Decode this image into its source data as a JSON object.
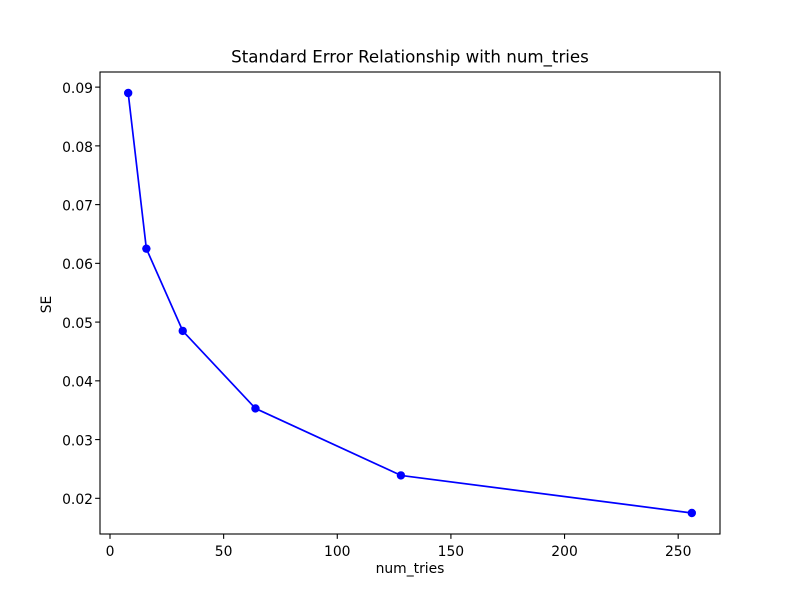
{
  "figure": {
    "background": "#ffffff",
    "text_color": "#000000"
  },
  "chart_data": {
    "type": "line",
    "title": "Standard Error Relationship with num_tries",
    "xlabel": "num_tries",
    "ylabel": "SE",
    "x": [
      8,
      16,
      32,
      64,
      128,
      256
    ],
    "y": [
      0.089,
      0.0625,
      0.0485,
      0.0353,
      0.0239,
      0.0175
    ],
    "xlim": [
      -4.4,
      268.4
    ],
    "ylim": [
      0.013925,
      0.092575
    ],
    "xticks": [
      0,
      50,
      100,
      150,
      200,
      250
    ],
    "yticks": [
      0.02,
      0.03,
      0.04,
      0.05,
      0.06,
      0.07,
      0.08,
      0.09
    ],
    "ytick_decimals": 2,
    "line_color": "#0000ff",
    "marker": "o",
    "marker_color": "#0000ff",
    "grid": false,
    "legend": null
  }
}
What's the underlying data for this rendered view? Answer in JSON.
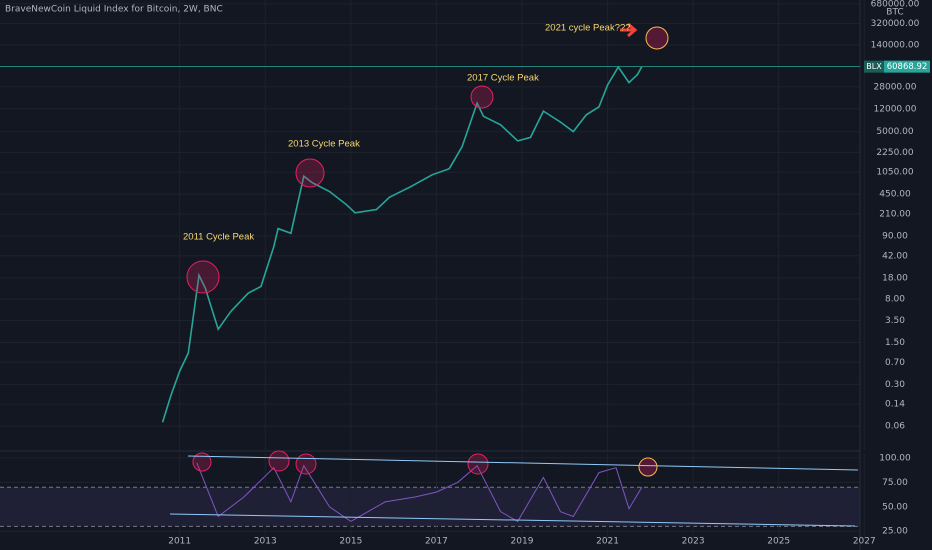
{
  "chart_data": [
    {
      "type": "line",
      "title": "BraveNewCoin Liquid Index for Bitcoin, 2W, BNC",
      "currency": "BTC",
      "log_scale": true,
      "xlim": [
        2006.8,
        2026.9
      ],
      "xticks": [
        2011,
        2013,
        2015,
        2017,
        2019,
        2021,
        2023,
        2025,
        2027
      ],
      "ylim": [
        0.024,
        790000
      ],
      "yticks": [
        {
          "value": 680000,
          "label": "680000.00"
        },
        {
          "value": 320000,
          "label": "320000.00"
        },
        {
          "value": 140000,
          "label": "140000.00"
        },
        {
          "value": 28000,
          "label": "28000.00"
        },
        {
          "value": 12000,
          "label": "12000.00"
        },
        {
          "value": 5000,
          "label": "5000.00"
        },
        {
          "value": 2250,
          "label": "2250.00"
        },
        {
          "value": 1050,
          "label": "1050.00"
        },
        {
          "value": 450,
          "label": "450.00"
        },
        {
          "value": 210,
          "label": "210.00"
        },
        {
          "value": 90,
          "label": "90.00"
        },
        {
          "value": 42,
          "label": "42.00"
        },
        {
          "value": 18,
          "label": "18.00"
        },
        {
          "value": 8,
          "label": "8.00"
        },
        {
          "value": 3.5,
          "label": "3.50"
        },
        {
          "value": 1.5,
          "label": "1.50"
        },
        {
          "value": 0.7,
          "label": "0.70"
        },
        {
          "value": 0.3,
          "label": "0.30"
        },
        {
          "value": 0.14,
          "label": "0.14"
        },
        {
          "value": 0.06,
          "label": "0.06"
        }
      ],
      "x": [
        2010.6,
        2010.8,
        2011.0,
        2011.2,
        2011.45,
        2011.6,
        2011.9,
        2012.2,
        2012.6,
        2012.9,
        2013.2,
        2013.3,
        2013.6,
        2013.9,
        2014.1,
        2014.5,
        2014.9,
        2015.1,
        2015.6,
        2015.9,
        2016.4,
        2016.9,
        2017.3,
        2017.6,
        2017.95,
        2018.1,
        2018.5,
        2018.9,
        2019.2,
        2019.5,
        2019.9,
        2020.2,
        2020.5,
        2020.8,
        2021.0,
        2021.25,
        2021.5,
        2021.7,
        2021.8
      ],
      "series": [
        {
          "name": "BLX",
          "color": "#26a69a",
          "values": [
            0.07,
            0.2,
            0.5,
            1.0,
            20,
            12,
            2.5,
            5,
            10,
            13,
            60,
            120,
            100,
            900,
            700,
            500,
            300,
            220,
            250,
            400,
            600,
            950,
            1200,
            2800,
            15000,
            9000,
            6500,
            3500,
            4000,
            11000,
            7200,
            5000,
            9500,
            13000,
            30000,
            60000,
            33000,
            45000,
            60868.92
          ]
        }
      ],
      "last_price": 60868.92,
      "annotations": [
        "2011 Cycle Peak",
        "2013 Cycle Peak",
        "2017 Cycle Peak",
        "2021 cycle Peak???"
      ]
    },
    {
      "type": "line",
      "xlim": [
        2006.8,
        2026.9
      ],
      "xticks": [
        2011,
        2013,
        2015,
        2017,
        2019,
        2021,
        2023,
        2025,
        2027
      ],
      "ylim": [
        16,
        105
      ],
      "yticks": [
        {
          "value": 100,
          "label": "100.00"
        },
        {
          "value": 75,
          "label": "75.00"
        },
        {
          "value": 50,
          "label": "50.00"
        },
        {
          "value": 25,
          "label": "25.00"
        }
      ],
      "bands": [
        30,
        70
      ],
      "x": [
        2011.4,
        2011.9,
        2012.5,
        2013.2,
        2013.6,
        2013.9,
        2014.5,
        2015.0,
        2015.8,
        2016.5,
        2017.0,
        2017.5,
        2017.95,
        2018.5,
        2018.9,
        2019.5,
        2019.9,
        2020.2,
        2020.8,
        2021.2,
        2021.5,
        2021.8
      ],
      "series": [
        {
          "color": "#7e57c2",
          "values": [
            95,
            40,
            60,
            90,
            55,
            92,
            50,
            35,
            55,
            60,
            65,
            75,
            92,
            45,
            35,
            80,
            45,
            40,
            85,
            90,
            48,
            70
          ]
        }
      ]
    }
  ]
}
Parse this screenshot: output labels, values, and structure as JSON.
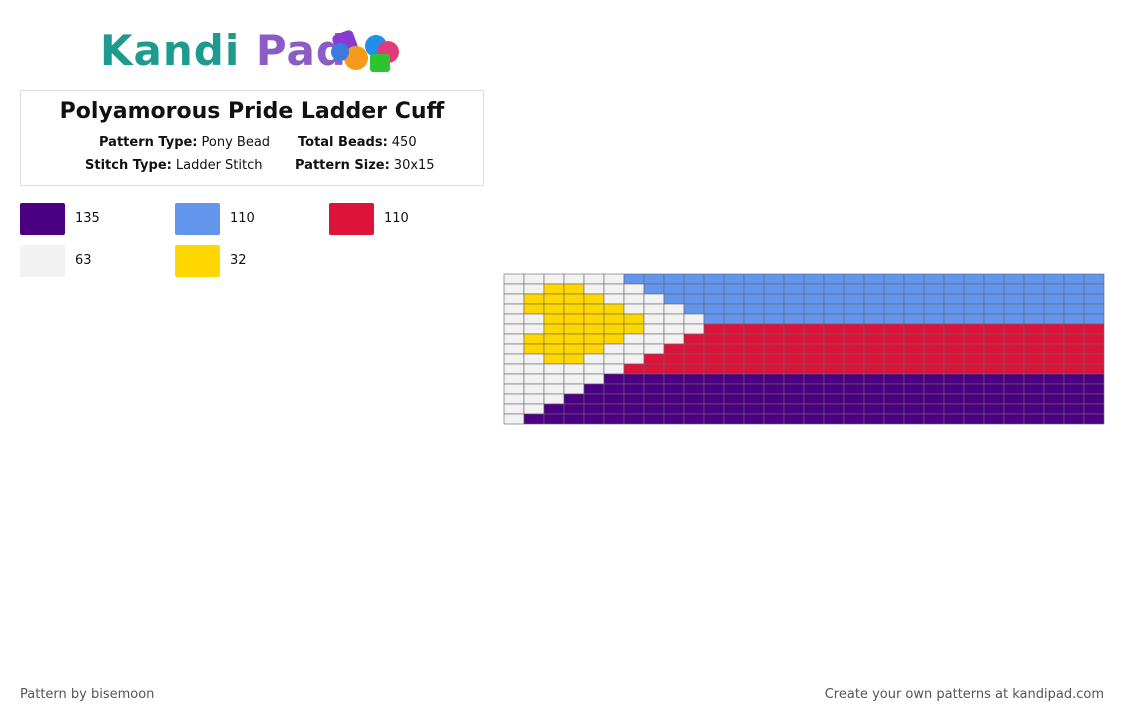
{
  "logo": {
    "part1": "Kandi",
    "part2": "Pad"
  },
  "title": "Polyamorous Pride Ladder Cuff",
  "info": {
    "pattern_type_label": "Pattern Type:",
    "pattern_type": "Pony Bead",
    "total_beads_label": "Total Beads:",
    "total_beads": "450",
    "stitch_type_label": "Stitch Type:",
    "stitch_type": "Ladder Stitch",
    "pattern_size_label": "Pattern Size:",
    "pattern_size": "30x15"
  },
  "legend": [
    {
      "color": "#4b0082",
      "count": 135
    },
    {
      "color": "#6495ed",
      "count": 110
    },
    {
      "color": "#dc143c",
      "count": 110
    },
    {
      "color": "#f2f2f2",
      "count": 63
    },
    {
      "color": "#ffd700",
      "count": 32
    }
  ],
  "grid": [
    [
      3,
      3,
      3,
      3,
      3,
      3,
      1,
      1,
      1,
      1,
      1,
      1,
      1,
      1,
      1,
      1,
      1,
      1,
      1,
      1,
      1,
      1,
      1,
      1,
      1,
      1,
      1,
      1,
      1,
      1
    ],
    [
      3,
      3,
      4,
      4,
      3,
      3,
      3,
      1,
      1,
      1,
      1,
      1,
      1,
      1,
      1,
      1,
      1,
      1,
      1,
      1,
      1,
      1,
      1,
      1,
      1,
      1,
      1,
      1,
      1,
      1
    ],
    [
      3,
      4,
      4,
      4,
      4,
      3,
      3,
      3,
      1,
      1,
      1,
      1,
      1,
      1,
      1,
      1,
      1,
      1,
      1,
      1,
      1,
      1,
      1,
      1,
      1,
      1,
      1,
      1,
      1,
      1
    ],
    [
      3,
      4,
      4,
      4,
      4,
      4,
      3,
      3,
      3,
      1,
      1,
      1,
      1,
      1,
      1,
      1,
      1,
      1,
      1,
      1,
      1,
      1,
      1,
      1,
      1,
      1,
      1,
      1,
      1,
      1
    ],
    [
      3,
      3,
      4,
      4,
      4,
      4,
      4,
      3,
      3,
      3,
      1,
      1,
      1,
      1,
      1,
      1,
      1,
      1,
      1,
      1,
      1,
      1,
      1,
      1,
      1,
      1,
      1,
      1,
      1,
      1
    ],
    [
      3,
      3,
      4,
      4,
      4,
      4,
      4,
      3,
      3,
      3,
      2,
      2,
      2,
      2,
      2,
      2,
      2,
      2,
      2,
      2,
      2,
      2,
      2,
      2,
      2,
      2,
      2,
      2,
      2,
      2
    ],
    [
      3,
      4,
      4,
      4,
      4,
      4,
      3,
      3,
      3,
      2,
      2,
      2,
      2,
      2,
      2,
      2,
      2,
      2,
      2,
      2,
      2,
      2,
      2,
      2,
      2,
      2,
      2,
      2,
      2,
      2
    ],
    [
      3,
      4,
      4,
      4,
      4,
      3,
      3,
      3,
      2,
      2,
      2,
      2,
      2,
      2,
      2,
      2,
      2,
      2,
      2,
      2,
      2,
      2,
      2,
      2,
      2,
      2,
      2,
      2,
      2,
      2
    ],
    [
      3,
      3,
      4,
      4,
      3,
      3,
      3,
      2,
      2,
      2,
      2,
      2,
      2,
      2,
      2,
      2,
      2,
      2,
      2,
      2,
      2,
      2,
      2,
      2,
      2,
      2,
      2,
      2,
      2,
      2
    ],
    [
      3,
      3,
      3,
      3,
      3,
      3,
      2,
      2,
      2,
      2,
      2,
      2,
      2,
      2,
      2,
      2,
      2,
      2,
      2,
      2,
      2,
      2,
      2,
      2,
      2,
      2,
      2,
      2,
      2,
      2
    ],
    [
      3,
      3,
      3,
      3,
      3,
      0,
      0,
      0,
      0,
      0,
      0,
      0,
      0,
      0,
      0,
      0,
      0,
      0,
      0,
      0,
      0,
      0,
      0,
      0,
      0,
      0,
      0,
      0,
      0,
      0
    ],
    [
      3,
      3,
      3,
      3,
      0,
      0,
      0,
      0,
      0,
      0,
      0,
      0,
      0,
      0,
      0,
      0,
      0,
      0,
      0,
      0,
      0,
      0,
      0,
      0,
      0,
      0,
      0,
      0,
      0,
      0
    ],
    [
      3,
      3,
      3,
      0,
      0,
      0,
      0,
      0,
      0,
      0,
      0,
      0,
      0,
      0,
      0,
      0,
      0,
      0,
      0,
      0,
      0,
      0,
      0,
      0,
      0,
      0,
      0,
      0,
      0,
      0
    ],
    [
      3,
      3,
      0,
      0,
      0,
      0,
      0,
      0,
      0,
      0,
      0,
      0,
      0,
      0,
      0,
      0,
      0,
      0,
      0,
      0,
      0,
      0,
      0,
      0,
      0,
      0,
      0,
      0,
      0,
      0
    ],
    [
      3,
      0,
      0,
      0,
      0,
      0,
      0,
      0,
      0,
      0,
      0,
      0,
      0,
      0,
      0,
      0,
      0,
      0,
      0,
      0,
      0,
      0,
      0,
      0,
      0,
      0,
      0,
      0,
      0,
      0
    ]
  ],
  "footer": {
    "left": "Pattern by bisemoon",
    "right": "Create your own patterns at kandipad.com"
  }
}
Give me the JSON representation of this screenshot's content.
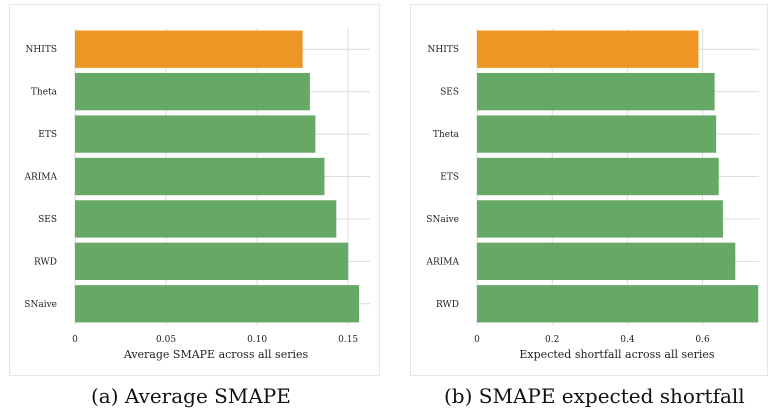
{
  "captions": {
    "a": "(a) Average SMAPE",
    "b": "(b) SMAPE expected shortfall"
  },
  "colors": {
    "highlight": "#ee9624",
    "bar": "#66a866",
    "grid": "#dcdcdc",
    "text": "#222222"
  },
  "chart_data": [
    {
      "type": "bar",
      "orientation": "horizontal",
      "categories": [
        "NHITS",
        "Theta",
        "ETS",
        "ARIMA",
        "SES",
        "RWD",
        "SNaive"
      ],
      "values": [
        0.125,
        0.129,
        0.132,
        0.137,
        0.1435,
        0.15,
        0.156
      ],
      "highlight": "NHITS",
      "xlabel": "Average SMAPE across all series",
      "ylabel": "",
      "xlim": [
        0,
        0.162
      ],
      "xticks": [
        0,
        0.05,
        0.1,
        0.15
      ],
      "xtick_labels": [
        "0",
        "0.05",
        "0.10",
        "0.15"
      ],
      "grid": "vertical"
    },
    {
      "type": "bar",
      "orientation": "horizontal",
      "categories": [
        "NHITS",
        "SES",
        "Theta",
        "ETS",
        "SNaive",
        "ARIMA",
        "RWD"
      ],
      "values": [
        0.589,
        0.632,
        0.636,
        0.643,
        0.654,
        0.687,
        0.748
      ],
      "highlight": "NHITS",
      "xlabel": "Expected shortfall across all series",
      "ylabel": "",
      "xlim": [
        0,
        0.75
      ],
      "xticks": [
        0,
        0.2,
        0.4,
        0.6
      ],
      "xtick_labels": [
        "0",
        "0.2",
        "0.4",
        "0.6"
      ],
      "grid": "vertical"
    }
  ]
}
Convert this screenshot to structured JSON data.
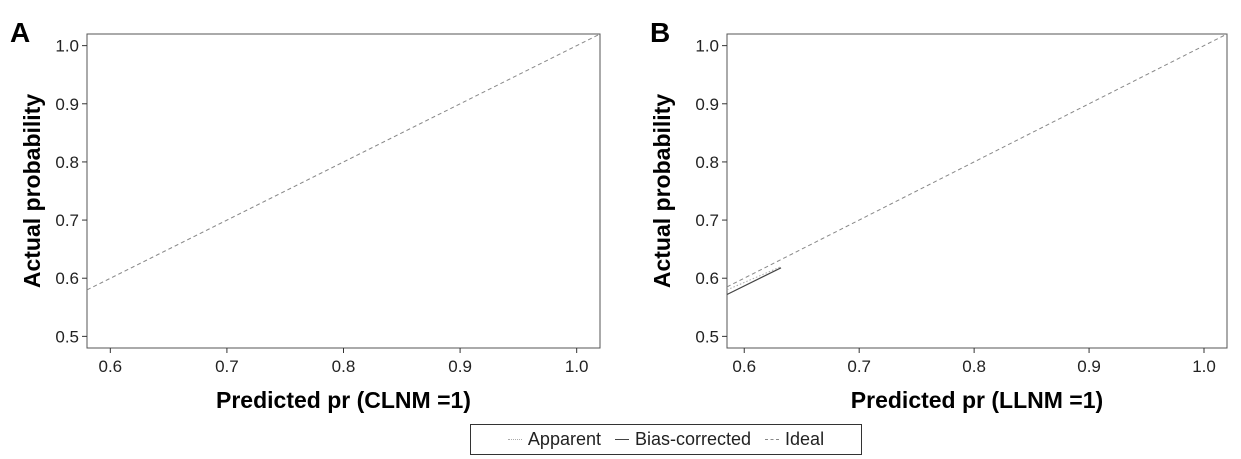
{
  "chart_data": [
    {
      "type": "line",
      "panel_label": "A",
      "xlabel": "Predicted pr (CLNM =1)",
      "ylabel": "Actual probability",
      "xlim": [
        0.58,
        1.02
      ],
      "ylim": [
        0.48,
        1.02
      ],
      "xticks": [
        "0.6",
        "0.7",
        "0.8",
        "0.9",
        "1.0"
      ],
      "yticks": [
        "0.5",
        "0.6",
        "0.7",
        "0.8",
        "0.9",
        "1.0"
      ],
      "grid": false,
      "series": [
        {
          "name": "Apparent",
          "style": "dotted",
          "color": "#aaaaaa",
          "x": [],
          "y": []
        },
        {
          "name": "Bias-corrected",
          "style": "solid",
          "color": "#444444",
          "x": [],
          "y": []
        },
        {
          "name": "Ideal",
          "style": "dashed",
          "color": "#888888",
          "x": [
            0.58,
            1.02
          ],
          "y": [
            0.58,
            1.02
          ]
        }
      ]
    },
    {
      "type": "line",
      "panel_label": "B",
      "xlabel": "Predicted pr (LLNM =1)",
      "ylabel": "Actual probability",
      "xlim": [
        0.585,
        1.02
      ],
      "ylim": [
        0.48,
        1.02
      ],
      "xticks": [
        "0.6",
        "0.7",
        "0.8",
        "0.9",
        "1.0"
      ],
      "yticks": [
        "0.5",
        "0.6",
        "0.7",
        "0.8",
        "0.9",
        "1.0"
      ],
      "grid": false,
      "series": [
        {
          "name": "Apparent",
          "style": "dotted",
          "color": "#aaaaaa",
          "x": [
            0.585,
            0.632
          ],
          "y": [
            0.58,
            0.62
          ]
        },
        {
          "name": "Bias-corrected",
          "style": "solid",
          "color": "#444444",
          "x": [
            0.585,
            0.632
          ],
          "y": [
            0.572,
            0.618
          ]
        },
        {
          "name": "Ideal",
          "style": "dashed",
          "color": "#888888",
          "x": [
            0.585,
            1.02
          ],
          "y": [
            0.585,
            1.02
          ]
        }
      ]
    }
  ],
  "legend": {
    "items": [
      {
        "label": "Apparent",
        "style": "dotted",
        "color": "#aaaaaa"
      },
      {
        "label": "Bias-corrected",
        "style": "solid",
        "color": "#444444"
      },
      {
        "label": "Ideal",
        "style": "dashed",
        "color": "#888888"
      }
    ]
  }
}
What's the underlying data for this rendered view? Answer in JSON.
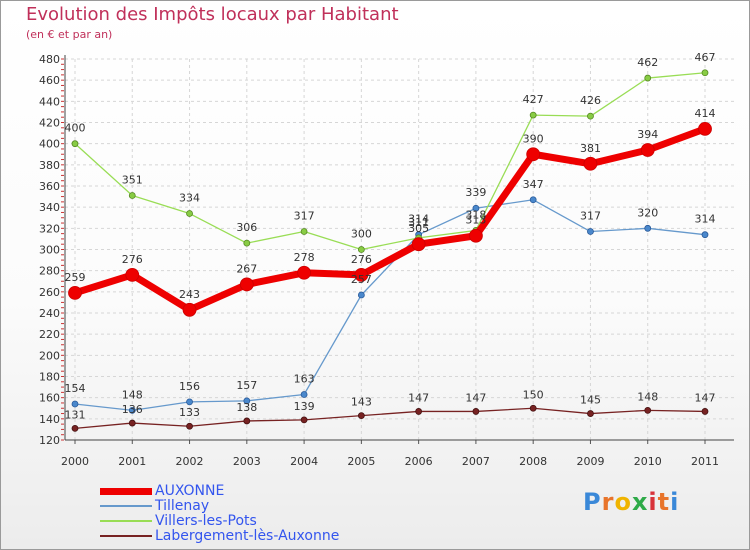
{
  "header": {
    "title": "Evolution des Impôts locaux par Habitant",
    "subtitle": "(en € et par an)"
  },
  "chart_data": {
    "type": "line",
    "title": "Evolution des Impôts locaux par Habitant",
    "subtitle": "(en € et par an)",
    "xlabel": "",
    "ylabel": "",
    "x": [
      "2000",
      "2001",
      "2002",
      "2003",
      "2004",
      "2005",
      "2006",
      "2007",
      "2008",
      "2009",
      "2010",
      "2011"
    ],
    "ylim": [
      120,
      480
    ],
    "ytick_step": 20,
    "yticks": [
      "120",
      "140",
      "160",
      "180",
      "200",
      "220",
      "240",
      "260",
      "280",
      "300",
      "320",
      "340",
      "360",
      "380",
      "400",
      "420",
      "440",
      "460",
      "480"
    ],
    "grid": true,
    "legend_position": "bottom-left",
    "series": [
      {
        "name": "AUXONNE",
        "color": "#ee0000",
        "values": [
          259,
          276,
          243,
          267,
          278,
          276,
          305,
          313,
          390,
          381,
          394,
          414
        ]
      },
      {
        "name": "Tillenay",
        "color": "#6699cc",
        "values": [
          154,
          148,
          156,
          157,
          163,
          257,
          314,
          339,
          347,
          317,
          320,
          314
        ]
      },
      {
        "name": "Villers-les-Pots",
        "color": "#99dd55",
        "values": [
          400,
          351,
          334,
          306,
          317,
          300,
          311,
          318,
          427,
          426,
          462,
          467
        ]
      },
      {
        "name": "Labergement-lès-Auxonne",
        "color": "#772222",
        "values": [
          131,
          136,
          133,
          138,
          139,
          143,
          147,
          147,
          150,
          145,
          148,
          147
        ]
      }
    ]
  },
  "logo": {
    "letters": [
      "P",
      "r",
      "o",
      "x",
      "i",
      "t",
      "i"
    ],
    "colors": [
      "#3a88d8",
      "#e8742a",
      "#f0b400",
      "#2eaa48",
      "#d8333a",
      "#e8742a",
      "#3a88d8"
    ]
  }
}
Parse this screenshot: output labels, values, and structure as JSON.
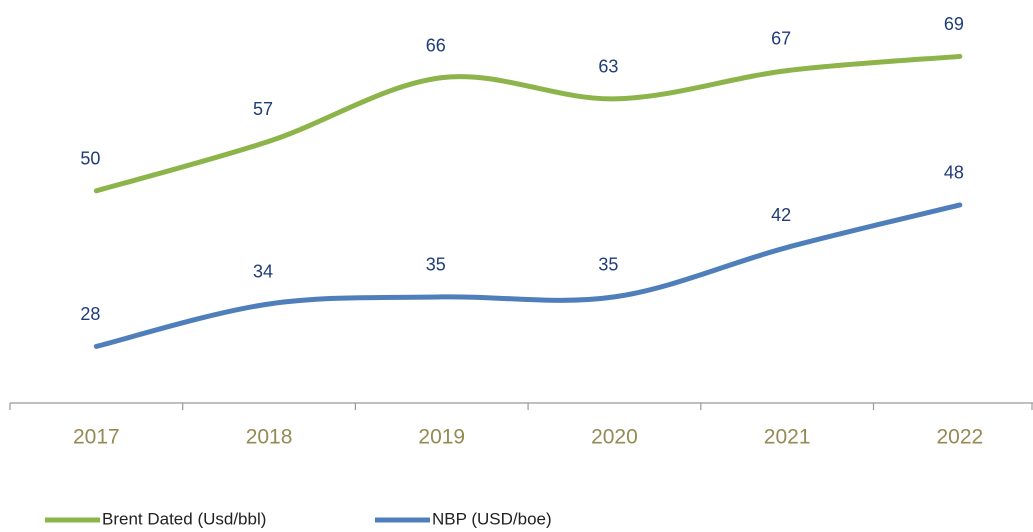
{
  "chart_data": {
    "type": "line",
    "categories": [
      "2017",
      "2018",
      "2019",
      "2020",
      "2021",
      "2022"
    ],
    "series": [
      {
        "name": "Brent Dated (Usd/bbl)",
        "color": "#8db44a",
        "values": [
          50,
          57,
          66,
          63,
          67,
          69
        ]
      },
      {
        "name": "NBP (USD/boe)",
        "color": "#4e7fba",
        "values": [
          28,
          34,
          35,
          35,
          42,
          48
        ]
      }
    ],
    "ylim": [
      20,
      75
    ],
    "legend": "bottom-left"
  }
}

• • • • • • •

• [WHAT IS REQUIRED] All lines holding the word "screenshot" should be picked out and copied.

• [RESPONSE]
Parse this screenshot: output labels, values, and structure as JSON.
Give me the JSON representation of this screenshot's content.
Convert this screenshot to structured JSON data.
Parse this screenshot: output labels, values, and structure as JSON.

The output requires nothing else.